Work required — Will you give every entry again exactly as it stands?

Records for this task —
* * *

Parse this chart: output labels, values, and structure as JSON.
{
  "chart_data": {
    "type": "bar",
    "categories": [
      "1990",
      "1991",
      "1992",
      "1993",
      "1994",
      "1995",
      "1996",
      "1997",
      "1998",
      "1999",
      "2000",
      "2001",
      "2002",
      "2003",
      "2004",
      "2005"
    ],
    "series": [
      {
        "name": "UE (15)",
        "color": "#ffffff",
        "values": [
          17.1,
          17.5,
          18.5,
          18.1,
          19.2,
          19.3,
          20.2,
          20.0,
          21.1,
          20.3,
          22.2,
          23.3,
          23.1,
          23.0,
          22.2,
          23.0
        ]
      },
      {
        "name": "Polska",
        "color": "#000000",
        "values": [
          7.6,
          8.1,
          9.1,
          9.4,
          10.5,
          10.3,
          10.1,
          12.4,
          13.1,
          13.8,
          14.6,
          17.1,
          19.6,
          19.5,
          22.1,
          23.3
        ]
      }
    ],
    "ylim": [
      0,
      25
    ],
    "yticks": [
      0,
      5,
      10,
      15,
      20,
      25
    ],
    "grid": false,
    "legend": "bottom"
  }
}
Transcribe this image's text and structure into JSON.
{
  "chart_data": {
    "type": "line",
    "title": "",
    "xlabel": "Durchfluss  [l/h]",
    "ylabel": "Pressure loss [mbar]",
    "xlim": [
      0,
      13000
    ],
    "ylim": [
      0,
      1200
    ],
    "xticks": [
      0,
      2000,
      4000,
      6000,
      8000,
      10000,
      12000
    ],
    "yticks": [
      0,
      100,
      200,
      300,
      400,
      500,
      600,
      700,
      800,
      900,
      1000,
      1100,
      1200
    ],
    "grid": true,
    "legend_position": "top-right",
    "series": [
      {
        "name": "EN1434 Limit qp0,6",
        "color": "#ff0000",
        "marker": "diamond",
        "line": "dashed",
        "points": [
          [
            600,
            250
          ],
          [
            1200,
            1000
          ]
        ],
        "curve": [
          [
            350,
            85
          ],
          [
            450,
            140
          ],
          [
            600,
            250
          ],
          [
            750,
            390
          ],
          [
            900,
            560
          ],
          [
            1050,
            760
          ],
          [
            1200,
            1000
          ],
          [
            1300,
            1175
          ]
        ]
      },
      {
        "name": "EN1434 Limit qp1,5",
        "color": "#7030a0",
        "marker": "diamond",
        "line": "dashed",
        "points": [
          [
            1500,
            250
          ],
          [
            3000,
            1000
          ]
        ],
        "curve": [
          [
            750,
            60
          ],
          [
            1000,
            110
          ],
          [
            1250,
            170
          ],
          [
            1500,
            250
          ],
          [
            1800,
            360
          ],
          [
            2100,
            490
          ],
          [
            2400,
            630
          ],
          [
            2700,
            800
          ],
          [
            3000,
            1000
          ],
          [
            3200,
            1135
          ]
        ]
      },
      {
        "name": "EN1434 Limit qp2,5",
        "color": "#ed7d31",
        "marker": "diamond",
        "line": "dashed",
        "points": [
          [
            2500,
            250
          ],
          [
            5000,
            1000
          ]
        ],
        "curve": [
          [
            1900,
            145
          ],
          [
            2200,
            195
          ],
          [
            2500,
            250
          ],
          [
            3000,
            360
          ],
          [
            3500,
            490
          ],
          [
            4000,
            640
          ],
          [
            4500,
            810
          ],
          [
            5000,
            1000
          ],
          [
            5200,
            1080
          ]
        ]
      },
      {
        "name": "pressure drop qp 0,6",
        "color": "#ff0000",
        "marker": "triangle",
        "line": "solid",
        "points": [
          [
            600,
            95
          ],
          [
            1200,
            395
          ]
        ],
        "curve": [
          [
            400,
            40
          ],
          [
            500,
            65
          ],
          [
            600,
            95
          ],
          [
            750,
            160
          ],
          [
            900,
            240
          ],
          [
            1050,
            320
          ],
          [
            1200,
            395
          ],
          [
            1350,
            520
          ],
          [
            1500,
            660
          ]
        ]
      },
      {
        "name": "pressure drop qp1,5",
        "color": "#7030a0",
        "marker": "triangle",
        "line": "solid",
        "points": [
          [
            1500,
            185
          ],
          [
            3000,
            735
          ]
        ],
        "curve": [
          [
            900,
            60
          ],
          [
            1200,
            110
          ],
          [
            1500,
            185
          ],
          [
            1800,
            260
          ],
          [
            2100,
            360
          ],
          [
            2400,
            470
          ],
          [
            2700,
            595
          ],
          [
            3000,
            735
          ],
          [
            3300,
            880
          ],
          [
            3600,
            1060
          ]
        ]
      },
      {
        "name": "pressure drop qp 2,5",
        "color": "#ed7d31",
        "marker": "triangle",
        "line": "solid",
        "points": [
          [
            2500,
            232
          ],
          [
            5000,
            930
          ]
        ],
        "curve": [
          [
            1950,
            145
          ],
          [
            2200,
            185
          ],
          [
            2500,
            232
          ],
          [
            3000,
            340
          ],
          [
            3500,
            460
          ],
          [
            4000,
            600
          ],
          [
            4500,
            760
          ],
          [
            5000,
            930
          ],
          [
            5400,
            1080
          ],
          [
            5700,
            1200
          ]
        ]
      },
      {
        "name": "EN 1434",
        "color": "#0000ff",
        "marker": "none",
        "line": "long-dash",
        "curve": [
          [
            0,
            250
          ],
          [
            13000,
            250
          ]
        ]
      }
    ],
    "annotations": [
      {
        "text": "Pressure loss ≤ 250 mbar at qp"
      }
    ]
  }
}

* * *

Task answer —
Parse this chart: output labels, values, and structure as JSON.
{
  "chart_data": {
    "type": "bar",
    "categories": [
      "1990",
      "1991",
      "1992",
      "1993",
      "1994",
      "1995",
      "1996",
      "1997",
      "1998",
      "1999",
      "2000",
      "2001",
      "2002",
      "2003",
      "2004",
      "2005"
    ],
    "series": [
      {
        "name": "UE (15)",
        "color": "#ffffff",
        "values": [
          17.1,
          17.5,
          18.5,
          18.1,
          19.2,
          19.3,
          20.2,
          20.0,
          21.1,
          20.3,
          22.2,
          23.3,
          23.1,
          23.0,
          22.2,
          23.0
        ]
      },
      {
        "name": "Polska",
        "color": "#000000",
        "values": [
          7.6,
          8.1,
          9.1,
          9.4,
          10.5,
          10.3,
          10.1,
          12.4,
          13.1,
          13.8,
          14.6,
          17.1,
          19.6,
          19.5,
          22.1,
          23.3
        ]
      }
    ],
    "ylim": [
      0,
      25
    ],
    "yticks": [
      0,
      5,
      10,
      15,
      20,
      25
    ],
    "grid": false,
    "legend": "bottom"
  }
}
Transcribe this image's text and structure into JSON.
{
  "chart_data": {
    "type": "line",
    "title": "",
    "xlabel": "Durchfluss  [l/h]",
    "ylabel": "Pressure loss [mbar]",
    "xlim": [
      0,
      13000
    ],
    "ylim": [
      0,
      1200
    ],
    "xticks": [
      0,
      2000,
      4000,
      6000,
      8000,
      10000,
      12000
    ],
    "yticks": [
      0,
      100,
      200,
      300,
      400,
      500,
      600,
      700,
      800,
      900,
      1000,
      1100,
      1200
    ],
    "grid": true,
    "legend_position": "top-right",
    "series": [
      {
        "name": "EN1434 Limit qp0,6",
        "color": "#ff0000",
        "marker": "diamond",
        "line": "dashed",
        "points": [
          [
            600,
            250
          ],
          [
            1200,
            1000
          ]
        ],
        "curve": [
          [
            350,
            85
          ],
          [
            450,
            140
          ],
          [
            600,
            250
          ],
          [
            750,
            390
          ],
          [
            900,
            560
          ],
          [
            1050,
            760
          ],
          [
            1200,
            1000
          ],
          [
            1300,
            1175
          ]
        ]
      },
      {
        "name": "EN1434 Limit qp1,5",
        "color": "#7030a0",
        "marker": "diamond",
        "line": "dashed",
        "points": [
          [
            1500,
            250
          ],
          [
            3000,
            1000
          ]
        ],
        "curve": [
          [
            750,
            60
          ],
          [
            1000,
            110
          ],
          [
            1250,
            170
          ],
          [
            1500,
            250
          ],
          [
            1800,
            360
          ],
          [
            2100,
            490
          ],
          [
            2400,
            630
          ],
          [
            2700,
            800
          ],
          [
            3000,
            1000
          ],
          [
            3200,
            1135
          ]
        ]
      },
      {
        "name": "EN1434 Limit qp2,5",
        "color": "#ed7d31",
        "marker": "diamond",
        "line": "dashed",
        "points": [
          [
            2500,
            250
          ],
          [
            5000,
            1000
          ]
        ],
        "curve": [
          [
            1900,
            145
          ],
          [
            2200,
            195
          ],
          [
            2500,
            250
          ],
          [
            3000,
            360
          ],
          [
            3500,
            490
          ],
          [
            4000,
            640
          ],
          [
            4500,
            810
          ],
          [
            5000,
            1000
          ],
          [
            5200,
            1080
          ]
        ]
      },
      {
        "name": "pressure drop qp 0,6",
        "color": "#ff0000",
        "marker": "triangle",
        "line": "solid",
        "points": [
          [
            600,
            95
          ],
          [
            1200,
            395
          ]
        ],
        "curve": [
          [
            400,
            40
          ],
          [
            500,
            65
          ],
          [
            600,
            95
          ],
          [
            750,
            160
          ],
          [
            900,
            240
          ],
          [
            1050,
            320
          ],
          [
            1200,
            395
          ],
          [
            1350,
            520
          ],
          [
            1500,
            660
          ]
        ]
      },
      {
        "name": "pressure drop qp1,5",
        "color": "#7030a0",
        "marker": "triangle",
        "line": "solid",
        "points": [
          [
            1500,
            185
          ],
          [
            3000,
            735
          ]
        ],
        "curve": [
          [
            900,
            60
          ],
          [
            1200,
            110
          ],
          [
            1500,
            185
          ],
          [
            1800,
            260
          ],
          [
            2100,
            360
          ],
          [
            2400,
            470
          ],
          [
            2700,
            595
          ],
          [
            3000,
            735
          ],
          [
            3300,
            880
          ],
          [
            3600,
            1060
          ]
        ]
      },
      {
        "name": "pressure drop qp 2,5",
        "color": "#ed7d31",
        "marker": "triangle",
        "line": "solid",
        "points": [
          [
            2500,
            232
          ],
          [
            5000,
            930
          ]
        ],
        "curve": [
          [
            1950,
            145
          ],
          [
            2200,
            185
          ],
          [
            2500,
            232
          ],
          [
            3000,
            340
          ],
          [
            3500,
            460
          ],
          [
            4000,
            600
          ],
          [
            4500,
            760
          ],
          [
            5000,
            930
          ],
          [
            5400,
            1080
          ],
          [
            5700,
            1200
          ]
        ]
      },
      {
        "name": "EN 1434",
        "color": "#0000ff",
        "marker": "none",
        "line": "long-dash",
        "curve": [
          [
            0,
            250
          ],
          [
            13000,
            250
          ]
        ]
      }
    ],
    "annotations": [
      {
        "text": "Pressure loss ≤ 250 mbar at qp"
      }
    ]
  }
}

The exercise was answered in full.